» **Entries**
------------------------

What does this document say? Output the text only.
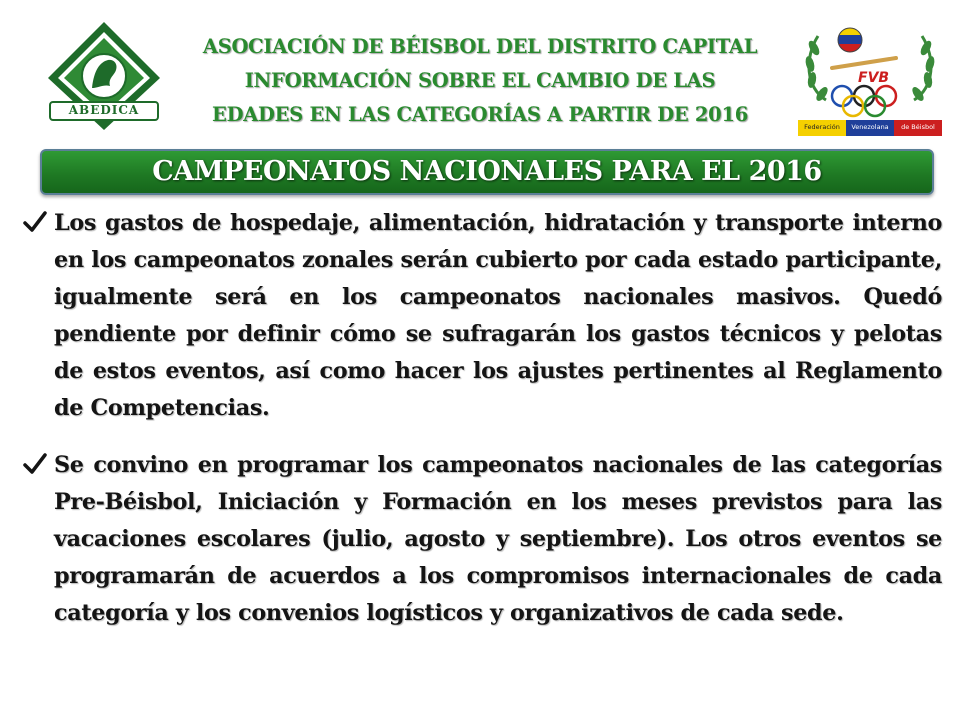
ABEDICA
ASOCIACIÓN DE BÉISBOL DEL DISTRITO CAPITAL
INFORMACIÓN SOBRE EL CAMBIO DE LAS
EDADES EN LAS CATEGORÍAS A PARTIR DE 2016
FVB
Federación	Venezolana	de Béisbol
CAMPEONATOS NACIONALES PARA EL 2016

Los gastos de hospedaje, alimentación, hidratación y transporte interno en los campeonatos zonales serán cubierto por cada estado participante, igualmente será en los campeonatos nacionales masivos. Quedó pendiente por definir cómo se sufragarán los gastos técnicos y pelotas de estos eventos, así como hacer los ajustes pertinentes al Reglamento de Competencias.

Se convino en programar los campeonatos nacionales de las categorías Pre-Béisbol, Iniciación y Formación en los meses previstos para las vacaciones escolares (julio, agosto y septiembre). Los otros eventos se programarán de acuerdos a los compromisos internacionales de cada categoría y los convenios logísticos y organizativos de cada sede.
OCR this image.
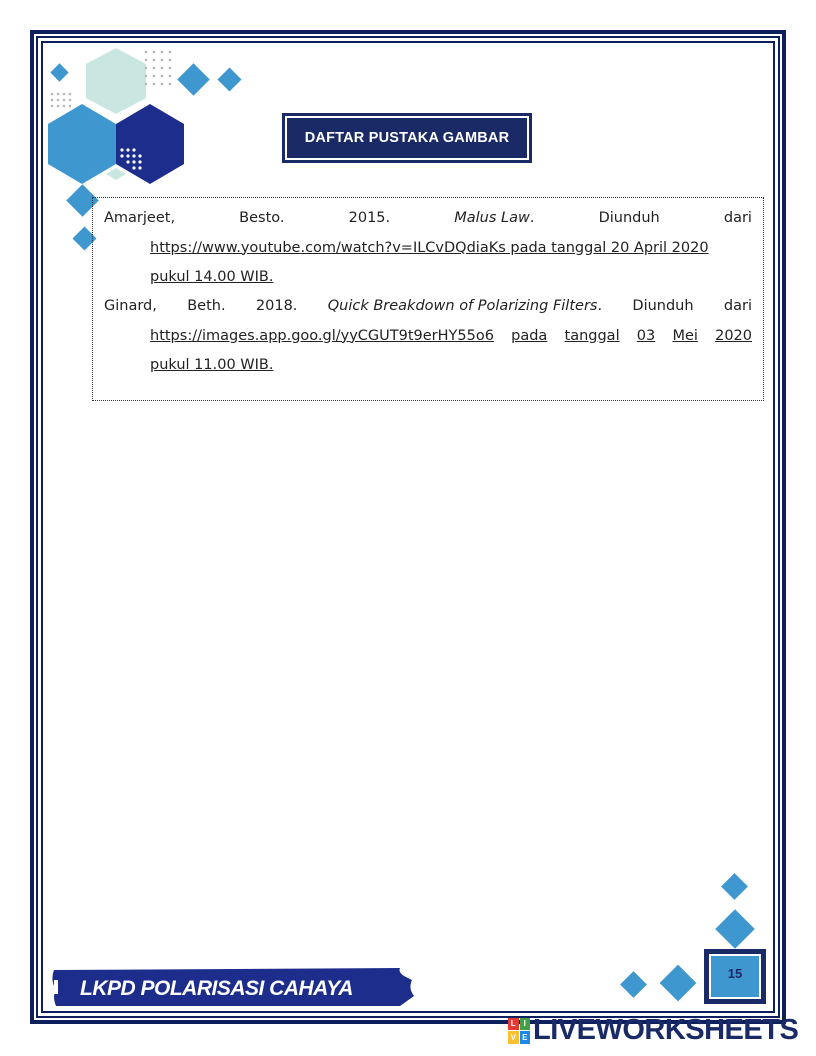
DAFTAR PUSTAKA GAMBAR
Amarjeet,	Besto.	2015.	Malus Law.	Diunduh	dari
https://www.youtube.com/watch?v=ILCvDQdiaKs pada tanggal 20 April 2020
pukul 14.00 WIB.
Ginard, Beth. 2018. Quick Breakdown of Polarizing Filters. Diunduh dari
https://images.app.goo.gl/yyCGUT9t9erHY55o6 pada tanggal 03 Mei 2020
pukul 11.00 WIB.
LKPD POLARISASI CAHAYA
15
L I
V E LIVEWORKSHEETS
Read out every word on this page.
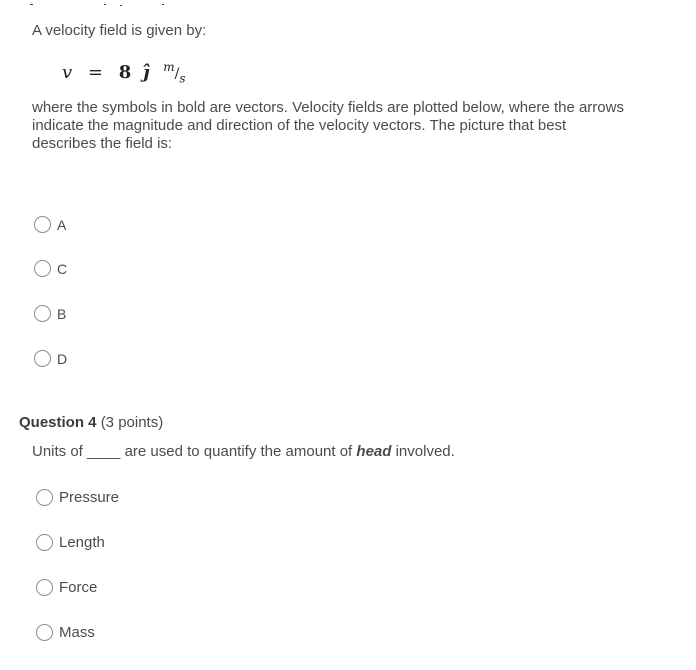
A velocity field is given by:
v = 8 ĵ $^m/_s$
where the symbols in bold are vectors. Velocity fields are plotted below, where the arrows indicate the magnitude and direction of the velocity vectors. The picture that best describes the field is:
A
C
B
D
Question 4 (3 points)
Units of ____ are used to quantify the amount of head involved.
Pressure
Length
Force
Mass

------------------------

» **Given problem**
Tally up the lines holding the word "velocity" in the data above, and answer with that figure only.

» **Task answer**
2